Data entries
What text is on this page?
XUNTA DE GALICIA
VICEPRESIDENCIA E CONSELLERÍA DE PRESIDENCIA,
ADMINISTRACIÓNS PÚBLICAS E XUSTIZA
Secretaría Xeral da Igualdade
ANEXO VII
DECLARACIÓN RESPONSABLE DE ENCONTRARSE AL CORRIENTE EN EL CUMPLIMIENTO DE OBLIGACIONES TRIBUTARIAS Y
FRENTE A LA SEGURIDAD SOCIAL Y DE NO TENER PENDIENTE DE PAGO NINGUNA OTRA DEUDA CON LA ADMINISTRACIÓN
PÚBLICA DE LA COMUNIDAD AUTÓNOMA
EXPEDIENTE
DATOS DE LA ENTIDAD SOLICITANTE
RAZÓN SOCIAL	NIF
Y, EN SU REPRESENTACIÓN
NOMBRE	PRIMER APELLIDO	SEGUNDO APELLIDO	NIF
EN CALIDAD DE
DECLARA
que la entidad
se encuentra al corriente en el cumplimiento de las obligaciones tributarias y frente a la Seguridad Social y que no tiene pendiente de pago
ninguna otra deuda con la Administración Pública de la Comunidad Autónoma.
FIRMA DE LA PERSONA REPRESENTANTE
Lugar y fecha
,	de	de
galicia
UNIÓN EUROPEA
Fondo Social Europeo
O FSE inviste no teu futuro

Given request:
Repeat the data exactly. Leave nothing out.

Task solution:
What text is on this page?
XUNTA DE GALICIA
VICEPRESIDENCIA E CONSELLERÍA DE PRESIDENCIA,
ADMINISTRACIÓNS PÚBLICAS E XUSTIZA
Secretaría Xeral da Igualdade
ANEXO VII
DECLARACIÓN RESPONSABLE DE ENCONTRARSE AL CORRIENTE EN EL CUMPLIMIENTO DE OBLIGACIONES TRIBUTARIAS Y
FRENTE A LA SEGURIDAD SOCIAL Y DE NO TENER PENDIENTE DE PAGO NINGUNA OTRA DEUDA CON LA ADMINISTRACIÓN
PÚBLICA DE LA COMUNIDAD AUTÓNOMA
EXPEDIENTE
DATOS DE LA ENTIDAD SOLICITANTE
RAZÓN SOCIAL	NIF
Y, EN SU REPRESENTACIÓN
NOMBRE	PRIMER APELLIDO	SEGUNDO APELLIDO	NIF
EN CALIDAD DE
DECLARA
que la entidad
se encuentra al corriente en el cumplimiento de las obligaciones tributarias y frente a la Seguridad Social y que no tiene pendiente de pago
ninguna otra deuda con la Administración Pública de la Comunidad Autónoma.
FIRMA DE LA PERSONA REPRESENTANTE
Lugar y fecha
,	de	de
galicia
UNIÓN EUROPEA
Fondo Social Europeo
O FSE inviste no teu futuro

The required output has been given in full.